-- Records provided --
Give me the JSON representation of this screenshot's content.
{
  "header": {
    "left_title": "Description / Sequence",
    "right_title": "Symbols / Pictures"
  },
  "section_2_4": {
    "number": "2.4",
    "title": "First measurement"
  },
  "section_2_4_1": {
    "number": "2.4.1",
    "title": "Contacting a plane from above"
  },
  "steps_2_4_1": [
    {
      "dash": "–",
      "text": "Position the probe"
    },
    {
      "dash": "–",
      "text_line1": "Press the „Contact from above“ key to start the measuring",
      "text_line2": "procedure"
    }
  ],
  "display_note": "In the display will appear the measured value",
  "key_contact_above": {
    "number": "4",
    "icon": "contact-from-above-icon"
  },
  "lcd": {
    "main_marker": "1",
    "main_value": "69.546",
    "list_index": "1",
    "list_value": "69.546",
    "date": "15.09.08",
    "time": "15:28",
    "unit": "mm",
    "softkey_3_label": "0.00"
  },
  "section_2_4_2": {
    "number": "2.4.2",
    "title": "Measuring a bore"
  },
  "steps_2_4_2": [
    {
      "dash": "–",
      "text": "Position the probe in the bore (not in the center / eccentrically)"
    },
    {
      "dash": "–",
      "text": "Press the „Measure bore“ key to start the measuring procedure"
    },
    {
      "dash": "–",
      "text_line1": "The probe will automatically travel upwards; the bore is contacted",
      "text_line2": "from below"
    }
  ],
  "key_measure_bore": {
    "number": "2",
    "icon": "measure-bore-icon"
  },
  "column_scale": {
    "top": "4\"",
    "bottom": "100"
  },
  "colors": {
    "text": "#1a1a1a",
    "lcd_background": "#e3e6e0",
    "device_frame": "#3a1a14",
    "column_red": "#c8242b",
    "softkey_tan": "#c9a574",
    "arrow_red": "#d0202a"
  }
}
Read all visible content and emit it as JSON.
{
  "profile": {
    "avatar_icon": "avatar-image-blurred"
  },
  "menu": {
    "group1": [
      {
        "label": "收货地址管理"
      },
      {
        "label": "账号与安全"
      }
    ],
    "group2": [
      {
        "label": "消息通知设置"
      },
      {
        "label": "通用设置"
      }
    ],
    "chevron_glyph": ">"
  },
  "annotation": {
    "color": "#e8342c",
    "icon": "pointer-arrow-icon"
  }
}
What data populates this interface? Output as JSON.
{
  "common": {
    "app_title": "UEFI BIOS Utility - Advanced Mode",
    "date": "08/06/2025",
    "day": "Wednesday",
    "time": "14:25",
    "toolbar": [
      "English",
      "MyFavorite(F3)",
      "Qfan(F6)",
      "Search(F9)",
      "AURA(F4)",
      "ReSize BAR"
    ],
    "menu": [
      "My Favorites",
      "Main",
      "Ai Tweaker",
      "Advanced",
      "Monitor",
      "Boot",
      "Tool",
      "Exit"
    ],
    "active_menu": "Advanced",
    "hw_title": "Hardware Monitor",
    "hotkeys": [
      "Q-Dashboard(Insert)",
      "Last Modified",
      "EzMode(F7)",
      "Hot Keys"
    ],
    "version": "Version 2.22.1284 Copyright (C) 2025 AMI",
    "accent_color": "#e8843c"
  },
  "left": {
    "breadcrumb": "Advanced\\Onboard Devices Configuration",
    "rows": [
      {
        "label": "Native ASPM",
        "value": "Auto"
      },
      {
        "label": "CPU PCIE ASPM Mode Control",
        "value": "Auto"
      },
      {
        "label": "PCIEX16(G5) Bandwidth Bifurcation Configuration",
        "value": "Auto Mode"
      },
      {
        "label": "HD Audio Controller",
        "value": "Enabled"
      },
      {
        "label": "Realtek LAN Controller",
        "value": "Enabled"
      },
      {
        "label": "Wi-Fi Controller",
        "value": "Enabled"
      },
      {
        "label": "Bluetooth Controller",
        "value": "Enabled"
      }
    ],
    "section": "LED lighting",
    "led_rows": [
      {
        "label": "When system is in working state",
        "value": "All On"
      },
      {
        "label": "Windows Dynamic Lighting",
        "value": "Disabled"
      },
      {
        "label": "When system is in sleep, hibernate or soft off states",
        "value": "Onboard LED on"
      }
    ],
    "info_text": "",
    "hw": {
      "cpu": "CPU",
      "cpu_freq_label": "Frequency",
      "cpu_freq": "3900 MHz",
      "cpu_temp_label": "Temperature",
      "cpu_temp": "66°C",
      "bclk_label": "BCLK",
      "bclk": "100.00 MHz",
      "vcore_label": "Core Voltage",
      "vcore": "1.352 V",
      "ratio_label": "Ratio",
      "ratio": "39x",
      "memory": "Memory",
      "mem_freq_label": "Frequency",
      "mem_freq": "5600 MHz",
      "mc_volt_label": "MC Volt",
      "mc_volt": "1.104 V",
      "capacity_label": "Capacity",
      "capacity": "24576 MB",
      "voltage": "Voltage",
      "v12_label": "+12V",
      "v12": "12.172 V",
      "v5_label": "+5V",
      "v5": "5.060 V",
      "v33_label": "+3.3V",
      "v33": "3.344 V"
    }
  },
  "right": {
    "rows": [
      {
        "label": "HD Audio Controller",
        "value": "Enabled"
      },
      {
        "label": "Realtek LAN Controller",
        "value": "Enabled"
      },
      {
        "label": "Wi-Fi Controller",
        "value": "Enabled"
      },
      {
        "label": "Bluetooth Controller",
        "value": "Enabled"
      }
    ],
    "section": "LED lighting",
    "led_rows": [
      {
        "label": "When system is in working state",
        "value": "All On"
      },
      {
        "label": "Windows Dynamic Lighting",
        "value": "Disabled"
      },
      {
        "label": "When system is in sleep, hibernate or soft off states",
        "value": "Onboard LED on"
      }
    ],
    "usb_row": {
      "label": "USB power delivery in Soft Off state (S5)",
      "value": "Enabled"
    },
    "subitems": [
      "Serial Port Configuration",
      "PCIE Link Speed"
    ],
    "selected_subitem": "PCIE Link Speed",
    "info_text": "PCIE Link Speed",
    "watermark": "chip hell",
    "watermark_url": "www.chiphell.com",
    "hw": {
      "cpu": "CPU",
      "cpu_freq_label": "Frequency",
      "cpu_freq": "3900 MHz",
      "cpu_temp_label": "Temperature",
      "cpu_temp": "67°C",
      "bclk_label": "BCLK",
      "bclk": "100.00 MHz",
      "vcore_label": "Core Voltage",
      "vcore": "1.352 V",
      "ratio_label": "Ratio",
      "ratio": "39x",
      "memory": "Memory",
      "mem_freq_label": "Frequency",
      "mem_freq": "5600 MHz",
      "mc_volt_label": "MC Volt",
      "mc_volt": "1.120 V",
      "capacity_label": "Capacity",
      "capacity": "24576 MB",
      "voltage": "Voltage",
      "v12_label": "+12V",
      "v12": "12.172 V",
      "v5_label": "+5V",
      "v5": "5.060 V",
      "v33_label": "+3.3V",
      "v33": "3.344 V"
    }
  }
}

-- To do --
Set down the material above again, word for word.

-- Reply --
Give me the JSON representation of this screenshot's content.
{
  "header": {
    "left_title": "Description / Sequence",
    "right_title": "Symbols / Pictures"
  },
  "section_2_4": {
    "number": "2.4",
    "title": "First measurement"
  },
  "section_2_4_1": {
    "number": "2.4.1",
    "title": "Contacting a plane from above"
  },
  "steps_2_4_1": [
    {
      "dash": "–",
      "text": "Position the probe"
    },
    {
      "dash": "–",
      "text_line1": "Press the „Contact from above“ key to start the measuring",
      "text_line2": "procedure"
    }
  ],
  "display_note": "In the display will appear the measured value",
  "key_contact_above": {
    "number": "4",
    "icon": "contact-from-above-icon"
  },
  "lcd": {
    "main_marker": "1",
    "main_value": "69.546",
    "list_index": "1",
    "list_value": "69.546",
    "date": "15.09.08",
    "time": "15:28",
    "unit": "mm",
    "softkey_3_label": "0.00"
  },
  "section_2_4_2": {
    "number": "2.4.2",
    "title": "Measuring a bore"
  },
  "steps_2_4_2": [
    {
      "dash": "–",
      "text": "Position the probe in the bore (not in the center / eccentrically)"
    },
    {
      "dash": "–",
      "text": "Press the „Measure bore“ key to start the measuring procedure"
    },
    {
      "dash": "–",
      "text_line1": "The probe will automatically travel upwards; the bore is contacted",
      "text_line2": "from below"
    }
  ],
  "key_measure_bore": {
    "number": "2",
    "icon": "measure-bore-icon"
  },
  "column_scale": {
    "top": "4\"",
    "bottom": "100"
  },
  "colors": {
    "text": "#1a1a1a",
    "lcd_background": "#e3e6e0",
    "device_frame": "#3a1a14",
    "column_red": "#c8242b",
    "softkey_tan": "#c9a574",
    "arrow_red": "#d0202a"
  }
}
Read all visible content and emit it as JSON.
{
  "profile": {
    "avatar_icon": "avatar-image-blurred"
  },
  "menu": {
    "group1": [
      {
        "label": "收货地址管理"
      },
      {
        "label": "账号与安全"
      }
    ],
    "group2": [
      {
        "label": "消息通知设置"
      },
      {
        "label": "通用设置"
      }
    ],
    "chevron_glyph": ">"
  },
  "annotation": {
    "color": "#e8342c",
    "icon": "pointer-arrow-icon"
  }
}
What data populates this interface? Output as JSON.
{
  "common": {
    "app_title": "UEFI BIOS Utility - Advanced Mode",
    "date": "08/06/2025",
    "day": "Wednesday",
    "time": "14:25",
    "toolbar": [
      "English",
      "MyFavorite(F3)",
      "Qfan(F6)",
      "Search(F9)",
      "AURA(F4)",
      "ReSize BAR"
    ],
    "menu": [
      "My Favorites",
      "Main",
      "Ai Tweaker",
      "Advanced",
      "Monitor",
      "Boot",
      "Tool",
      "Exit"
    ],
    "active_menu": "Advanced",
    "hw_title": "Hardware Monitor",
    "hotkeys": [
      "Q-Dashboard(Insert)",
      "Last Modified",
      "EzMode(F7)",
      "Hot Keys"
    ],
    "version": "Version 2.22.1284 Copyright (C) 2025 AMI",
    "accent_color": "#e8843c"
  },
  "left": {
    "breadcrumb": "Advanced\\Onboard Devices Configuration",
    "rows": [
      {
        "label": "Native ASPM",
        "value": "Auto"
      },
      {
        "label": "CPU PCIE ASPM Mode Control",
        "value": "Auto"
      },
      {
        "label": "PCIEX16(G5) Bandwidth Bifurcation Configuration",
        "value": "Auto Mode"
      },
      {
        "label": "HD Audio Controller",
        "value": "Enabled"
      },
      {
        "label": "Realtek LAN Controller",
        "value": "Enabled"
      },
      {
        "label": "Wi-Fi Controller",
        "value": "Enabled"
      },
      {
        "label": "Bluetooth Controller",
        "value": "Enabled"
      }
    ],
    "section": "LED lighting",
    "led_rows": [
      {
        "label": "When system is in working state",
        "value": "All On"
      },
      {
        "label": "Windows Dynamic Lighting",
        "value": "Disabled"
      },
      {
        "label": "When system is in sleep, hibernate or soft off states",
        "value": "Onboard LED on"
      }
    ],
    "info_text": "",
    "hw": {
      "cpu": "CPU",
      "cpu_freq_label": "Frequency",
      "cpu_freq": "3900 MHz",
      "cpu_temp_label": "Temperature",
      "cpu_temp": "66°C",
      "bclk_label": "BCLK",
      "bclk": "100.00 MHz",
      "vcore_label": "Core Voltage",
      "vcore": "1.352 V",
      "ratio_label": "Ratio",
      "ratio": "39x",
      "memory": "Memory",
      "mem_freq_label": "Frequency",
      "mem_freq": "5600 MHz",
      "mc_volt_label": "MC Volt",
      "mc_volt": "1.104 V",
      "capacity_label": "Capacity",
      "capacity": "24576 MB",
      "voltage": "Voltage",
      "v12_label": "+12V",
      "v12": "12.172 V",
      "v5_label": "+5V",
      "v5": "5.060 V",
      "v33_label": "+3.3V",
      "v33": "3.344 V"
    }
  },
  "right": {
    "rows": [
      {
        "label": "HD Audio Controller",
        "value": "Enabled"
      },
      {
        "label": "Realtek LAN Controller",
        "value": "Enabled"
      },
      {
        "label": "Wi-Fi Controller",
        "value": "Enabled"
      },
      {
        "label": "Bluetooth Controller",
        "value": "Enabled"
      }
    ],
    "section": "LED lighting",
    "led_rows": [
      {
        "label": "When system is in working state",
        "value": "All On"
      },
      {
        "label": "Windows Dynamic Lighting",
        "value": "Disabled"
      },
      {
        "label": "When system is in sleep, hibernate or soft off states",
        "value": "Onboard LED on"
      }
    ],
    "usb_row": {
      "label": "USB power delivery in Soft Off state (S5)",
      "value": "Enabled"
    },
    "subitems": [
      "Serial Port Configuration",
      "PCIE Link Speed"
    ],
    "selected_subitem": "PCIE Link Speed",
    "info_text": "PCIE Link Speed",
    "watermark": "chip hell",
    "watermark_url": "www.chiphell.com",
    "hw": {
      "cpu": "CPU",
      "cpu_freq_label": "Frequency",
      "cpu_freq": "3900 MHz",
      "cpu_temp_label": "Temperature",
      "cpu_temp": "67°C",
      "bclk_label": "BCLK",
      "bclk": "100.00 MHz",
      "vcore_label": "Core Voltage",
      "vcore": "1.352 V",
      "ratio_label": "Ratio",
      "ratio": "39x",
      "memory": "Memory",
      "mem_freq_label": "Frequency",
      "mem_freq": "5600 MHz",
      "mc_volt_label": "MC Volt",
      "mc_volt": "1.120 V",
      "capacity_label": "Capacity",
      "capacity": "24576 MB",
      "voltage": "Voltage",
      "v12_label": "+12V",
      "v12": "12.172 V",
      "v5_label": "+5V",
      "v5": "5.060 V",
      "v33_label": "+3.3V",
      "v33": "3.344 V"
    }
  }
}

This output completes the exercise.